Written problem 1:
In the iomap patch email below, translate into German the sentence "Therefore, it's no longer necessary to simulate the short directio, so remove the hack from iomap."

Text shown:
From: "Darrick J. Wong" <darrick.wong@oracle.com>
To: "Andreas Grünbacher" <andreas.gruenbacher@gmail.com>
Cc: Amir Goldstein <amir73il@gmail.com>,
Dave Chinner <david@fromorbit.com>,
jencce.kernel@gmail.com, linux-xfs <linux-xfs@vger.kernel.org>,
overlayfs <linux-unionfs@vger.kernel.org>,
Zorro Lang <zlang@redhat.com>, fstests <fstests@vger.kernel.org>,
linux-fsdevel <linux-fsdevel@vger.kernel.org>,
Christoph Hellwig <hch@infradead.org>,
cluster-devel <cluster-devel@redhat.com>
Subject: Re: [PATCH v2 2/2] iomap: partially revert 4721a601099 (simulated directio short read on EFAULT)
Date: Wed, 28 Aug 2019 07:23:32 -0700 [thread overview]
Message-ID: <20190828142332.GT1037422@magnolia> (raw)
In-Reply-To: <CAHpGcM+WQYFHOOC8SzKq+=DuHVZ4fw4RHLTMUDN-o6GX3YtGvQ@mail.gmail.com>
On Wed, Aug 21, 2019 at 10:23:49PM +0200, Andreas Grünbacher wrote:
> Hi Darrick,
>
> Am So., 2. Dez. 2018 um 19:13 Uhr schrieb Darrick J. Wong
> <darrick.wong@oracle.com>:
> > From: Darrick J. Wong <darrick.wong@oracle.com>
> >
> > In commit 4721a601099, we tried to fix a problem wherein directio reads
> > into a splice pipe will bounce EFAULT/EAGAIN all the way out to
> > userspace by simulating a zero-byte short read. This happens because
> > some directio read implementations (xfs) will call
> > bio_iov_iter_get_pages to grab pipe buffer pages and issue asynchronous
> > reads, but as soon as we run out of pipe buffers that _get_pages call
> > returns EFAULT, which the splice code translates to EAGAIN and bounces
> > out to userspace.
> >
> > In that commit, the iomap code catches the EFAULT and simulates a
> > zero-byte read, but that causes assertion errors on regular splice reads
> > because xfs doesn't allow short directio reads. This causes infinite
> > splice() loops and assertion failures on generic/095 on overlayfs
> > because xfs only permit total success or total failure of a directio
> > operation. The underlying issue in the pipe splice code has now been
> > fixed by changing the pipe splice loop to avoid avoid reading more data
> > than there is space in the pipe.
> >
> > Therefore, it's no longer necessary to simulate the short directio, so
> > remove the hack from iomap.

Written problem 2:
Rewrite the stretch of rows from the line containing "Patent image size: (918, 808)." through the line containing "The working cylinder 25 is at (446, 79)." as a JSON list of strings, one string per line, leaving out blank lines.

Extracted entries:
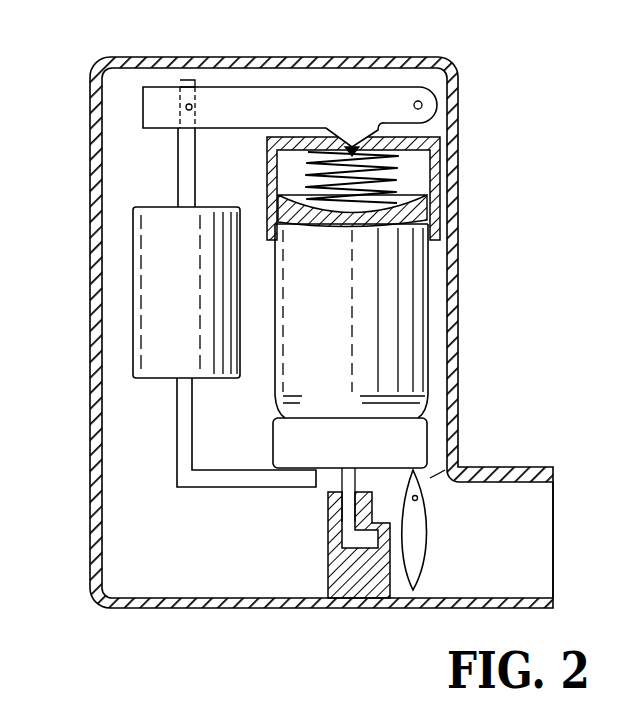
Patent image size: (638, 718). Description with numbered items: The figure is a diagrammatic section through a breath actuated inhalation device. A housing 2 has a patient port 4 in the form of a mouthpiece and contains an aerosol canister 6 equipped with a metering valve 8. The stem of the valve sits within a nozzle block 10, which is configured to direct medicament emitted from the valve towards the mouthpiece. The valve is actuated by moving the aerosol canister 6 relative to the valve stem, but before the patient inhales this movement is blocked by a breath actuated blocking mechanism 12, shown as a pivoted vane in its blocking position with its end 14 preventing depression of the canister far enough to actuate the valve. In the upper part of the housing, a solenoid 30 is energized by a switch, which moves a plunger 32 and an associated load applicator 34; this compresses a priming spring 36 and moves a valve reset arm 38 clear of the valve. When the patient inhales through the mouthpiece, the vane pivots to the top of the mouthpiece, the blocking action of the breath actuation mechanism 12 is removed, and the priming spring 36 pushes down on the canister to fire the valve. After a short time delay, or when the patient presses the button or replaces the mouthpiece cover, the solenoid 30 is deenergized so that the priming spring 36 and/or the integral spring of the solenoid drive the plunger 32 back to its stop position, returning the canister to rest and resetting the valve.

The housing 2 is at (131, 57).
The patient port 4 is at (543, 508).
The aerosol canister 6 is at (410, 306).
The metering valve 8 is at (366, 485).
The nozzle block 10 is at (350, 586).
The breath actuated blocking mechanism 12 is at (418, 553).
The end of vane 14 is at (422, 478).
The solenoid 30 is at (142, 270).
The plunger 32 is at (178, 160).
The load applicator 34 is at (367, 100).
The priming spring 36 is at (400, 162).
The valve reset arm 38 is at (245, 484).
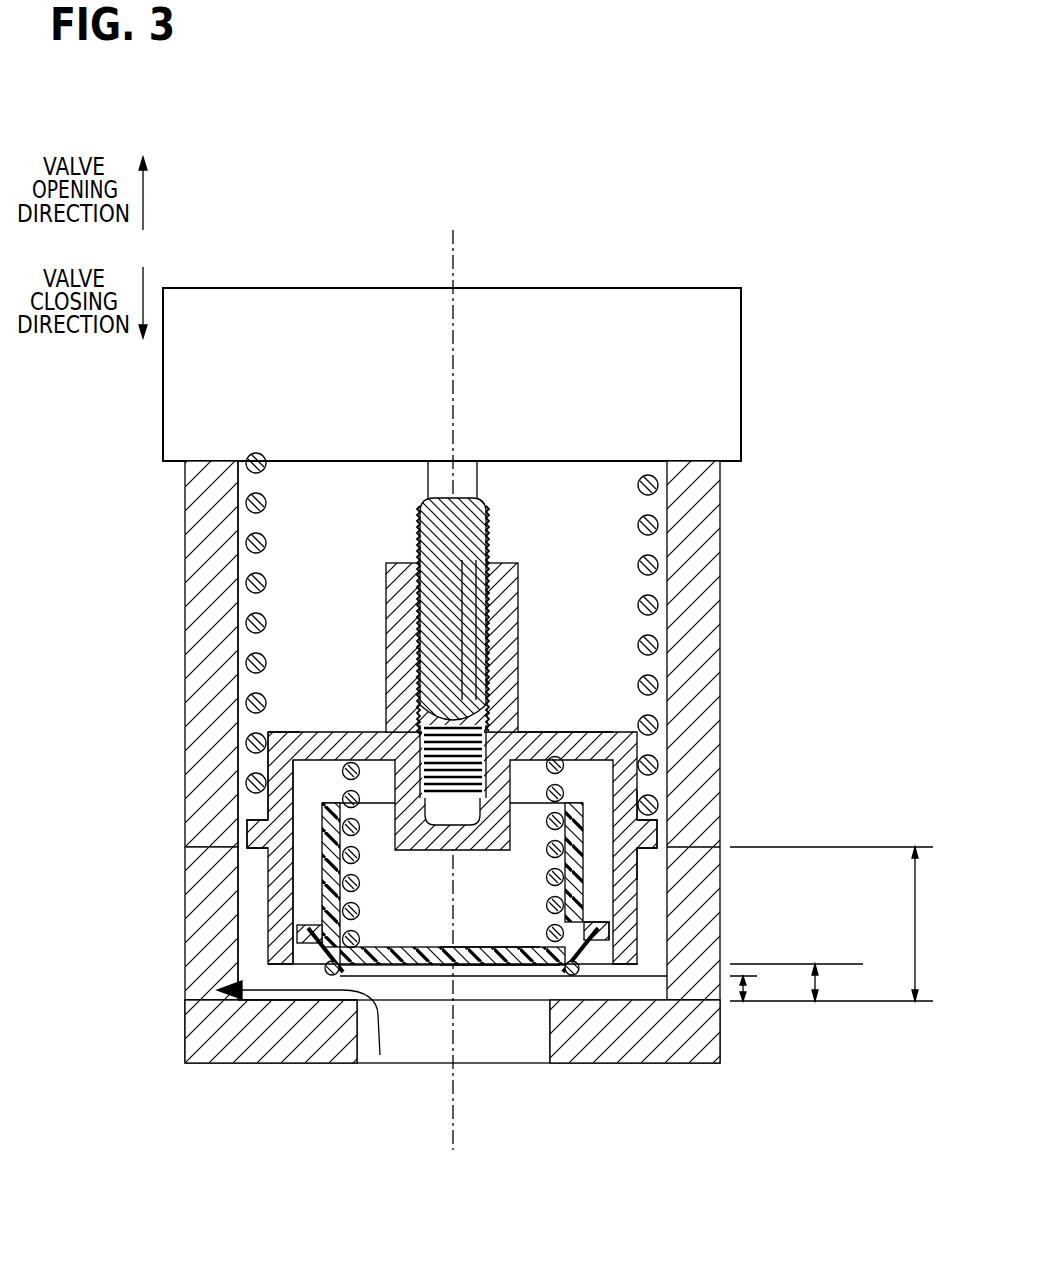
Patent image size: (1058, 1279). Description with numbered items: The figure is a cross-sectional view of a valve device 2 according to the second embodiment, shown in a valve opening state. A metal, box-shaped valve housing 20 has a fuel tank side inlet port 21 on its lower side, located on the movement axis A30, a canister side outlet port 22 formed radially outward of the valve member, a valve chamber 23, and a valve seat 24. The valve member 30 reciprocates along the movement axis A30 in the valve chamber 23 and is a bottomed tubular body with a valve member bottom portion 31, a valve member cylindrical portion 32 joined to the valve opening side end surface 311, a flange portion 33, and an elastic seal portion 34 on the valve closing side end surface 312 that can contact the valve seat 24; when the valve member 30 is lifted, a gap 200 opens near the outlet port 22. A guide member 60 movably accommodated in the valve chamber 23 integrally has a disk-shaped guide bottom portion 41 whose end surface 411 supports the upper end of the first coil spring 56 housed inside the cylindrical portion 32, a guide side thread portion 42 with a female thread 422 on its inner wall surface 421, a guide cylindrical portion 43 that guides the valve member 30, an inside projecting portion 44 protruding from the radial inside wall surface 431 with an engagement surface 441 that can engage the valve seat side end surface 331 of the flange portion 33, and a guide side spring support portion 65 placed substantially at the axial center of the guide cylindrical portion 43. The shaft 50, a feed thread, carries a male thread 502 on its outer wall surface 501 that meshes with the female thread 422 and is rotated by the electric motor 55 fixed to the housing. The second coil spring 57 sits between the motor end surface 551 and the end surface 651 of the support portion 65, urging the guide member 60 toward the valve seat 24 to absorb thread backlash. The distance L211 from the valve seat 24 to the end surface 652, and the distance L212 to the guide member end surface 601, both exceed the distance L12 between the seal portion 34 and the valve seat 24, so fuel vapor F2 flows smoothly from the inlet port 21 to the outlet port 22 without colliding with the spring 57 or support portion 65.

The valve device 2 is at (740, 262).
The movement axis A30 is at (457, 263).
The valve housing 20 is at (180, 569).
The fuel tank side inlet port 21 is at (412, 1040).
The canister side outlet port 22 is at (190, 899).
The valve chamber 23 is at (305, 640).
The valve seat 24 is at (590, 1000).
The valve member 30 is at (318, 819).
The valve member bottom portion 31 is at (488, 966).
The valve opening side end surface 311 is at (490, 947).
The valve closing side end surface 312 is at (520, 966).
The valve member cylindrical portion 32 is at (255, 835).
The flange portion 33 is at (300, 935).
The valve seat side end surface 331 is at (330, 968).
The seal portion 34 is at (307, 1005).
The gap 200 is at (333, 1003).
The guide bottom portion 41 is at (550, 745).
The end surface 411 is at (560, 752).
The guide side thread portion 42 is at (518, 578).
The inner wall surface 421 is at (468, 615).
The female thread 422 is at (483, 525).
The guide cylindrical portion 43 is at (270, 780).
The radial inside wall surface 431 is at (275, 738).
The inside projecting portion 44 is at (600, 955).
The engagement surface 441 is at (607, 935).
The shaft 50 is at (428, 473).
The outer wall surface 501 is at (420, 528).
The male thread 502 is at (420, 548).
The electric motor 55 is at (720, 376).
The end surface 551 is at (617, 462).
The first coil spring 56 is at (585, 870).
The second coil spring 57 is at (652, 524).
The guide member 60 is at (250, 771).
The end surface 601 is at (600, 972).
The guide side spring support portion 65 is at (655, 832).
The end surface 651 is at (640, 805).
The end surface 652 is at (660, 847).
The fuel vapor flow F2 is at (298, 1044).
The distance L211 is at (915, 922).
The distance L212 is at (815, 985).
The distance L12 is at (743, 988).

...

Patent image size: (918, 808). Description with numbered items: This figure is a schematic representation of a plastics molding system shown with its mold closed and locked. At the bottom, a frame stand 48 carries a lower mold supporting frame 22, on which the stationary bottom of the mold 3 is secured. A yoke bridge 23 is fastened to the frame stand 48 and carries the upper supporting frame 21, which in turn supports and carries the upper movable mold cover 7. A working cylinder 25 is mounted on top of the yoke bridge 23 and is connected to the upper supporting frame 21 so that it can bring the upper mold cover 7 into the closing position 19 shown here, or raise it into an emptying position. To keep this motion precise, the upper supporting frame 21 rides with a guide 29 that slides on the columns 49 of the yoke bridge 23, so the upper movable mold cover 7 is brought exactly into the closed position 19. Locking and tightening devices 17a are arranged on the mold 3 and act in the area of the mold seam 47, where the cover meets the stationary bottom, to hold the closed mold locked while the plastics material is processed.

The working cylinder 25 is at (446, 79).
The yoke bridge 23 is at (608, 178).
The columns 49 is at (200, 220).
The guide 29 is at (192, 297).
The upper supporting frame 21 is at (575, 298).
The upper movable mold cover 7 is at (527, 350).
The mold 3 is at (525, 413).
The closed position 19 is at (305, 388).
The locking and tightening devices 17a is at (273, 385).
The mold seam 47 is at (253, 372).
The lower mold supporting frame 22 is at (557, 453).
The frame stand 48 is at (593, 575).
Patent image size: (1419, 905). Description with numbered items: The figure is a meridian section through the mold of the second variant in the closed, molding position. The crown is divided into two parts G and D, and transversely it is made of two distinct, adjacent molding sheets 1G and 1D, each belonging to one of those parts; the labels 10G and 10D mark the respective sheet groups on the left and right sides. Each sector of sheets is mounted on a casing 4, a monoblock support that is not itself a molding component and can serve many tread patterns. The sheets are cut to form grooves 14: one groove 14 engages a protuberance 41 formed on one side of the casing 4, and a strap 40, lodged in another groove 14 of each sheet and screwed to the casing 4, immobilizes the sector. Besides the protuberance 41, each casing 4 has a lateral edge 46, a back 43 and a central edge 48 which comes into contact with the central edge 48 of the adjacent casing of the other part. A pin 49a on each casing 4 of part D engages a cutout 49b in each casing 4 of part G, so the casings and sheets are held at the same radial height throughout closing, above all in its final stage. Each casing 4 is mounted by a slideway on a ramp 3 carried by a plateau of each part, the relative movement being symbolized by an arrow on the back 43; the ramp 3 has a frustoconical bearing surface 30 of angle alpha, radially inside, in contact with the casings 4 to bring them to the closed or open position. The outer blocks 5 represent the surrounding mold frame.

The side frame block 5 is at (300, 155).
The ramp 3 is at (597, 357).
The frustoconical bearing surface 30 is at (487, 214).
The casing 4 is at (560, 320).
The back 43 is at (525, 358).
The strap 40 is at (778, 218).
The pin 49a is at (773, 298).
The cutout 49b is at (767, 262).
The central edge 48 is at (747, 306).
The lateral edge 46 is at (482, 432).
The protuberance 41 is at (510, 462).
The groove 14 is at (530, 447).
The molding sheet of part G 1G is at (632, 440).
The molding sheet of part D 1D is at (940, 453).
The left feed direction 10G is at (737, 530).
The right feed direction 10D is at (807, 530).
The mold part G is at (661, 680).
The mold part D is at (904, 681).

---

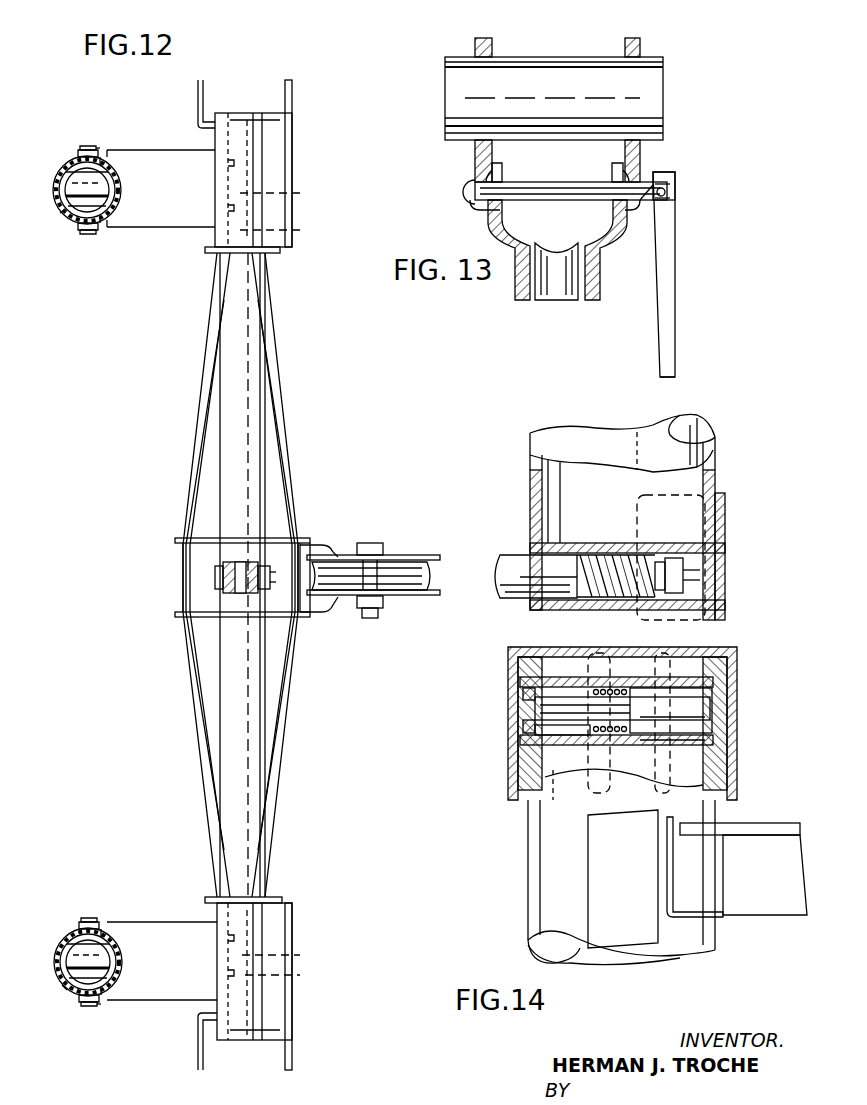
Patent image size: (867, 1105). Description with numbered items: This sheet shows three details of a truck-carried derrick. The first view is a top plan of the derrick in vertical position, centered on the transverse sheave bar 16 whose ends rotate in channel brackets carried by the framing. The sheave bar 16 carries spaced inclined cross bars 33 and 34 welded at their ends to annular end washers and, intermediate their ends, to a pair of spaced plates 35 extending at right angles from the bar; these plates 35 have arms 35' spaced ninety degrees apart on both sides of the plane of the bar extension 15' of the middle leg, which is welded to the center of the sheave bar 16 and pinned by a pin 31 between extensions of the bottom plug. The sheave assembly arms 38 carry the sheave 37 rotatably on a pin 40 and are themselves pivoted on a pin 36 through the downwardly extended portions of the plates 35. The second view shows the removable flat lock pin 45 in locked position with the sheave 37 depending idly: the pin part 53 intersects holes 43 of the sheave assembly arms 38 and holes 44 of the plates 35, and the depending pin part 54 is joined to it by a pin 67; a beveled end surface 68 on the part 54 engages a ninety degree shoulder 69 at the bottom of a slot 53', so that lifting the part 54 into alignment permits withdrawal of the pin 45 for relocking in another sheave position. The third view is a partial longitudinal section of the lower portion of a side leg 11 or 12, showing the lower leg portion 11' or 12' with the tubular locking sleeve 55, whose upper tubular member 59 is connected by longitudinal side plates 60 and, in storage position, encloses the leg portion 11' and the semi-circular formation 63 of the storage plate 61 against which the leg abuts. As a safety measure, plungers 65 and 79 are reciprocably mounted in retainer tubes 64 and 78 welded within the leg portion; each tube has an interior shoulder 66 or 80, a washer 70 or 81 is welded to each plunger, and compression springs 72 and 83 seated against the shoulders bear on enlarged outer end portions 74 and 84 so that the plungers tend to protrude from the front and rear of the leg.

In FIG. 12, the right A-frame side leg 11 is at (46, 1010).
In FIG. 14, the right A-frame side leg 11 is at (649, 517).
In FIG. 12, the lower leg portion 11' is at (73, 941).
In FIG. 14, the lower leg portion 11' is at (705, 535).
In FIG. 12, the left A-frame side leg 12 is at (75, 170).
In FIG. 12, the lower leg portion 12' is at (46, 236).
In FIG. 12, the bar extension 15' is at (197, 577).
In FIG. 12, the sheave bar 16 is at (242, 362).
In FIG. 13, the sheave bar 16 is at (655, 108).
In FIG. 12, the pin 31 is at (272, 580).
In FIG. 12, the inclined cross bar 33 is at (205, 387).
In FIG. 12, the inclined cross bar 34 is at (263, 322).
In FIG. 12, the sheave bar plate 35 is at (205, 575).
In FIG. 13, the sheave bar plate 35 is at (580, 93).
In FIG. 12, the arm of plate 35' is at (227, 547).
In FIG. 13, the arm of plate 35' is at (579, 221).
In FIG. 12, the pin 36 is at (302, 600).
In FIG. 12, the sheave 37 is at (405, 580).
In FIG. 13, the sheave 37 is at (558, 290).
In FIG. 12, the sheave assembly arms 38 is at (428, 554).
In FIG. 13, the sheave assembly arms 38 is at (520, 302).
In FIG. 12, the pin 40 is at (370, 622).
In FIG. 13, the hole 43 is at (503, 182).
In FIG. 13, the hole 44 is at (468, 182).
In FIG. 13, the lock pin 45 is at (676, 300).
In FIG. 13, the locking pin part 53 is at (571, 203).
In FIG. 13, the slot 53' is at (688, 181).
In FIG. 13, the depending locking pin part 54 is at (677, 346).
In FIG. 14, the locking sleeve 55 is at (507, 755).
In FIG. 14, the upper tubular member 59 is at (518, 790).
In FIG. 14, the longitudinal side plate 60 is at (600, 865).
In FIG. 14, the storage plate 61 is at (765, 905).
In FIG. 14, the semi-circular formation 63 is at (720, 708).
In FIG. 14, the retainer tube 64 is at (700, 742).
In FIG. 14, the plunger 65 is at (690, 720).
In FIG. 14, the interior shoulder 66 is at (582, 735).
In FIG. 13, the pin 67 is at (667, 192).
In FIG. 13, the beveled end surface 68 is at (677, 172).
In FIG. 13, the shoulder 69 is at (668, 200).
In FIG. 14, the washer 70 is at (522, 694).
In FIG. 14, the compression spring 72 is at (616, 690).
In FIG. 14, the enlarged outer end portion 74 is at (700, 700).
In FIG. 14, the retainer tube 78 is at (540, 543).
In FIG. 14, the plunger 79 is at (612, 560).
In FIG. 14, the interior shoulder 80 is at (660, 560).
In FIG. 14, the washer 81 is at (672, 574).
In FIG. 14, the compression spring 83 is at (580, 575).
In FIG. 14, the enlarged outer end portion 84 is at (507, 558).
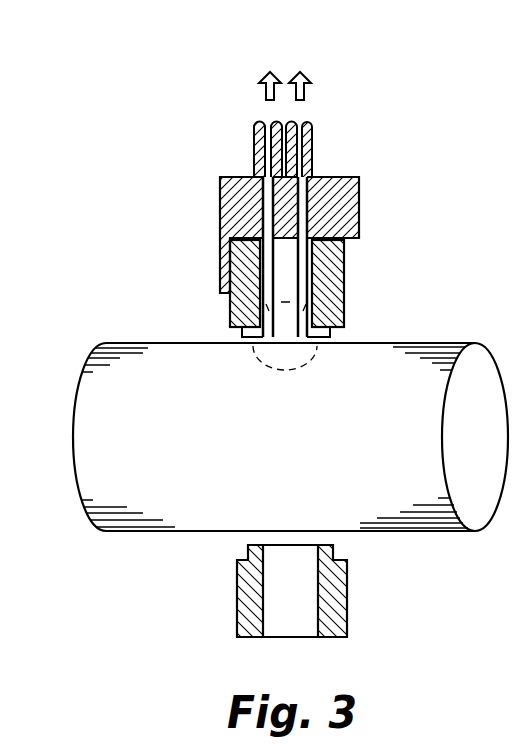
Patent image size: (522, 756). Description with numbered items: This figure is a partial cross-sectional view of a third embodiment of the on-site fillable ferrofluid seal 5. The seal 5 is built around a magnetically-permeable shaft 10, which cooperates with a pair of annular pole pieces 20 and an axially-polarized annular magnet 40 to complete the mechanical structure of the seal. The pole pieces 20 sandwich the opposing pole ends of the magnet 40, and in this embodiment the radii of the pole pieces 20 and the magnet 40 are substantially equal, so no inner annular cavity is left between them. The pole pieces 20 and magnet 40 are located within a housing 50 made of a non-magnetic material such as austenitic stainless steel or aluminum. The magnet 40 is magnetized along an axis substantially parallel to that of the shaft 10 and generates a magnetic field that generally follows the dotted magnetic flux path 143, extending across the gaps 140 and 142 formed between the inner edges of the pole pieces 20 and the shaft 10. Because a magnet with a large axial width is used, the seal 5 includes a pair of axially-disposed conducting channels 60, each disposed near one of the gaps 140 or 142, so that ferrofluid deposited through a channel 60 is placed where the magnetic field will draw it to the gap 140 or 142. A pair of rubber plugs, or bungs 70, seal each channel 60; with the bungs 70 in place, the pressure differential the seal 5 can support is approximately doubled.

Final result 1:
Daher ist es nicht mehr nötig, den kurzen Directio-Vorgang zu simulieren, also wird der Hack aus iomap entfernt.

Final result 2:
[
  "Patent image size: (918, 808). Description with numbered items: This figure is a schematic representation of a plastics molding system shown with its mold closed and locked. At the bottom, a frame stand 48 carries a lower mold supporting frame 22, on which the stationary bottom of the mold 3 is secured. A yoke bridge 23 is fastened to the frame stand 48 and carries the upper supporting frame 21, which in turn supports and carries the upper movable mold cover 7. A working cylinder 25 is mounted on top of the yoke bridge 23 and is connected to the upper supporting frame 21 so that it can bring the upper mold cover 7 into the closing position 19 shown here, or raise it into an emptying position. To keep this motion precise, the upper supporting frame 21 rides with a guide 29 that slides on the columns 49 of the yoke bridge 23, so the upper movable mold cover 7 is brought exactly into the closed position 19. Locking and tightening devices 17a are arranged on the mold 3 and act in the area of the mold seam 47, where the cover meets the stationary bottom, to hold the closed mold locked while the plastics material is processed.",
  "The working cylinder 25 is at (446, 79)."
]